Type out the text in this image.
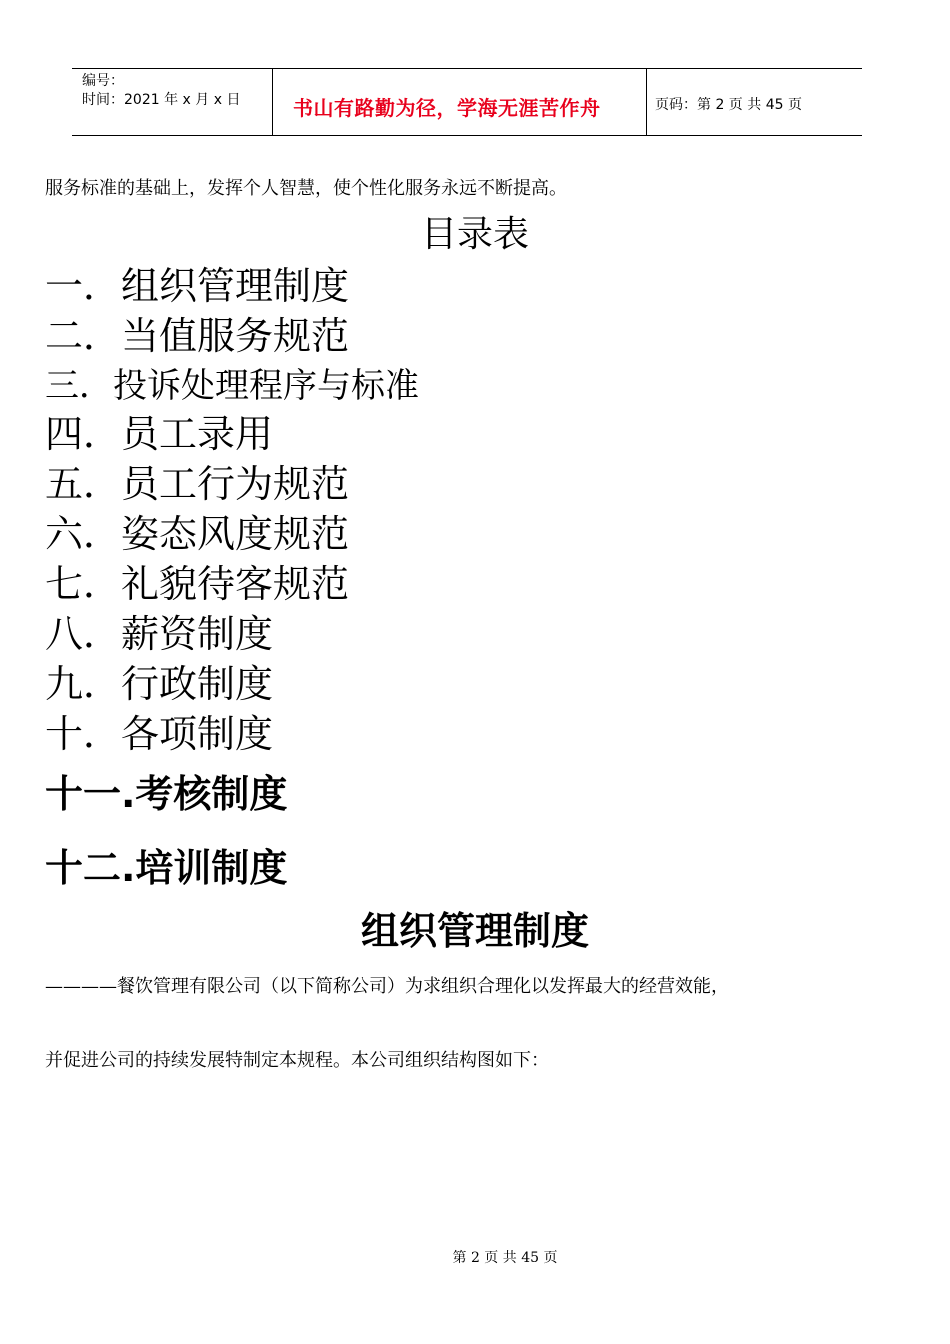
编号：
时间：2021 年 x 月 x 日	书山有路勤为径，学海无涯苦作舟	页码：第 2 页 共 45 页
服务标准的基础上，发挥个人智慧，使个性化服务永远不断提高。
目录表
一．组织管理制度
二．当值服务规范
三．投诉处理程序与标准
四．员工录用
五．员工行为规范
六．姿态风度规范
七．礼貌待客规范
八．薪资制度
九．行政制度
十．各项制度
十一.考核制度
十二.培训制度
组织管理制度
————餐饮管理有限公司（以下简称公司）为求组织合理化以发挥最大的经营效能，
并促进公司的持续发展特制定本规程。本公司组织结构图如下：
第 2 页 共 45 页
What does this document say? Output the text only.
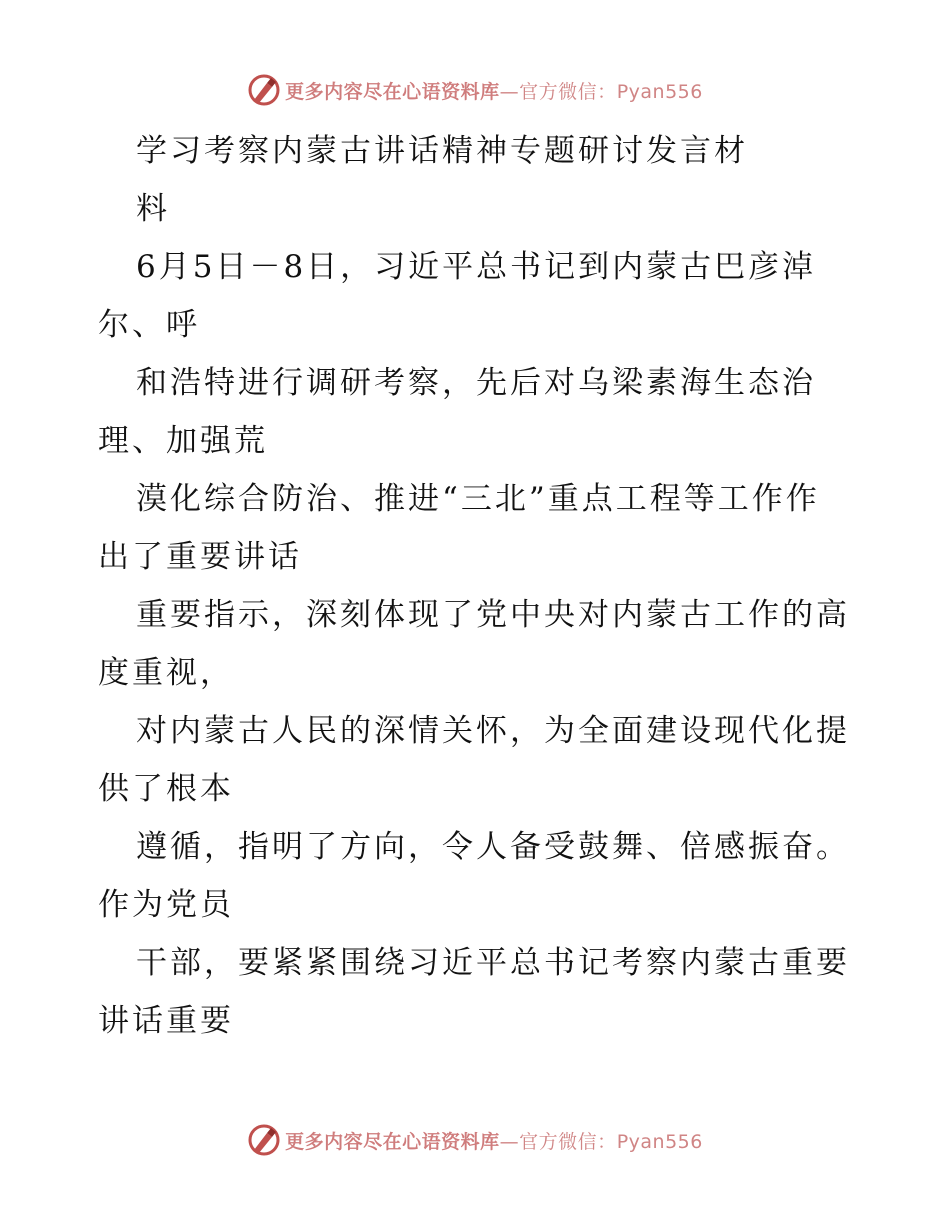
更多内容尽在心语资料库—官方微信：Pyan556
学习考察内蒙古讲话精神专题研讨发言材
料
6月5日－8日，习近平总书记到内蒙古巴彦淖
尔、呼
和浩特进行调研考察，先后对乌梁素海生态治
理、加强荒
漠化综合防治、推进“三北”重点工程等工作作
出了重要讲话
重要指示，深刻体现了党中央对内蒙古工作的高
度重视，
对内蒙古人民的深情关怀，为全面建设现代化提
供了根本
遵循，指明了方向，令人备受鼓舞、倍感振奋。
作为党员
干部，要紧紧围绕习近平总书记考察内蒙古重要
讲话重要
更多内容尽在心语资料库—官方微信：Pyan556
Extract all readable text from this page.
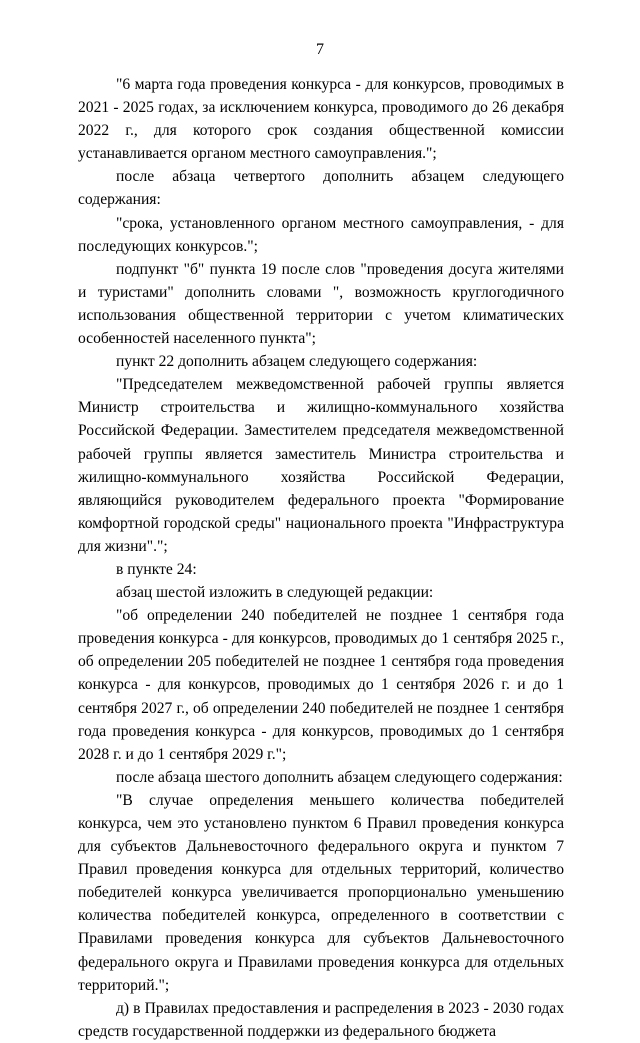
7

"6 марта года проведения конкурса - для конкурсов, проводимых в 2021 - 2025 годах, за исключением конкурса, проводимого до 26 декабря 2022 г., для которого срок создания общественной комиссии устанавливается органом местного самоуправления.";

после абзаца четвертого дополнить абзацем следующего содержания:

"срока, установленного органом местного самоуправления, - для последующих конкурсов.";

подпункт "б" пункта 19 после слов "проведения досуга жителями и туристами" дополнить словами ", возможность круглогодичного использования общественной территории с учетом климатических особенностей населенного пункта";

пункт 22 дополнить абзацем следующего содержания:

"Председателем межведомственной рабочей группы является Министр строительства и жилищно-коммунального хозяйства Российской Федерации. Заместителем председателя межведомственной рабочей группы является заместитель Министра строительства и жилищно-коммунального хозяйства Российской Федерации, являющийся руководителем федерального проекта "Формирование комфортной городской среды" национального проекта "Инфраструктура для жизни".";

в пункте 24:

абзац шестой изложить в следующей редакции:

"об определении 240 победителей не позднее 1 сентября года проведения конкурса - для конкурсов, проводимых до 1 сентября 2025 г., об определении 205 победителей не позднее 1 сентября года проведения конкурса - для конкурсов, проводимых до 1 сентября 2026 г. и до 1 сентября 2027 г., об определении 240 победителей не позднее 1 сентября года проведения конкурса - для конкурсов, проводимых до 1 сентября 2028 г. и до 1 сентября 2029 г.";

после абзаца шестого дополнить абзацем следующего содержания:

"В случае определения меньшего количества победителей конкурса, чем это установлено пунктом 6 Правил проведения конкурса для субъектов Дальневосточного федерального округа и пунктом 7 Правил проведения конкурса для отдельных территорий, количество победителей конкурса увеличивается пропорционально уменьшению количества победителей конкурса, определенного в соответствии с Правилами проведения конкурса для субъектов Дальневосточного федерального округа и Правилами проведения конкурса для отдельных территорий.";

д) в Правилах предоставления и распределения в 2023 - 2030 годах средств государственной поддержки из федерального бюджета
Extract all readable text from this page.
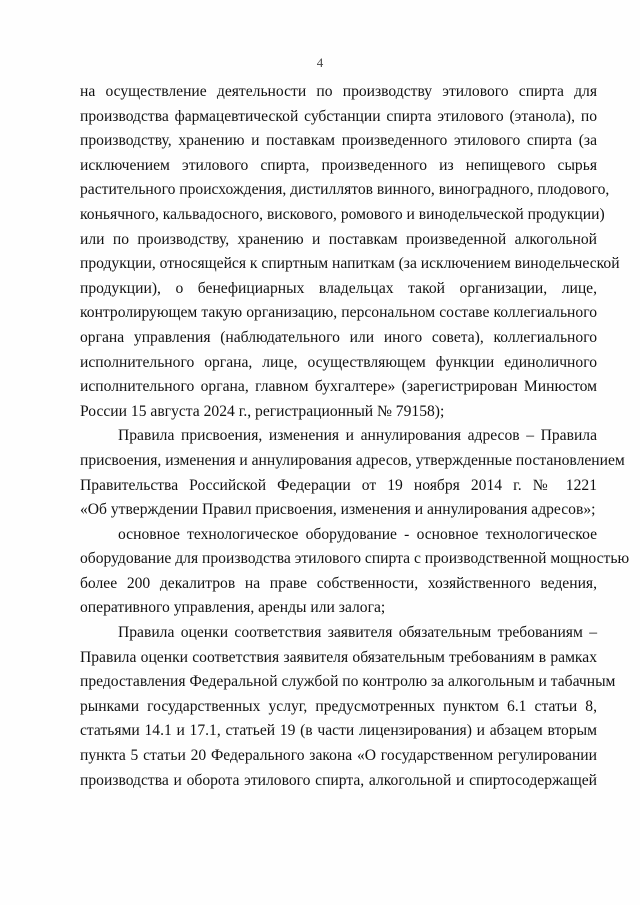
4
на осуществление деятельности по производству этилового спирта для
производства фармацевтической субстанции спирта этилового (этанола), по
производству, хранению и поставкам произведенного этилового спирта (за
исключением этилового спирта, произведенного из непищевого сырья
растительного происхождения, дистиллятов винного, виноградного, плодового,
коньячного, кальвадосного, вискового, ромового и винодельческой продукции)
или по производству, хранению и поставкам произведенной алкогольной
продукции, относящейся к спиртным напиткам (за исключением винодельческой
продукции), о бенефициарных владельцах такой организации, лице,
контролирующем такую организацию, персональном составе коллегиального
органа управления (наблюдательного или иного совета), коллегиального
исполнительного органа, лице, осуществляющем функции единоличного
исполнительного органа, главном бухгалтере» (зарегистрирован Минюстом
России 15 августа 2024 г., регистрационный № 79158);
Правила присвоения, изменения и аннулирования адресов – Правила
присвоения, изменения и аннулирования адресов, утвержденные постановлением
Правительства Российской Федерации от 19 ноября 2014 г. № 1221
«Об утверждении Правил присвоения, изменения и аннулирования адресов»;
основное технологическое оборудование - основное технологическое
оборудование для производства этилового спирта с производственной мощностью
более 200 декалитров на праве собственности, хозяйственного ведения,
оперативного управления, аренды или залога;
Правила оценки соответствия заявителя обязательным требованиям –
Правила оценки соответствия заявителя обязательным требованиям в рамках
предоставления Федеральной службой по контролю за алкогольным и табачным
рынками государственных услуг, предусмотренных пунктом 6.1 статьи 8,
статьями 14.1 и 17.1, статьей 19 (в части лицензирования) и абзацем вторым
пункта 5 статьи 20 Федерального закона «О государственном регулировании
производства и оборота этилового спирта, алкогольной и спиртосодержащей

########

PROBLEM DETAILS - Check each line above for the word "дополнить", and copy the lines where it appears.

CORRECT OUTPUT -
после абзаца четвертого дополнить абзацем следующего содержания:
подпункт "б" пункта 19 после слов "проведения досуга жителями и туристами" дополнить словами ", возможность круглогодичного использования общественной территории с учетом климатических особенностей населенного пункта";
пункт 22 дополнить абзацем следующего содержания:
после абзаца шестого дополнить абзацем следующего содержания:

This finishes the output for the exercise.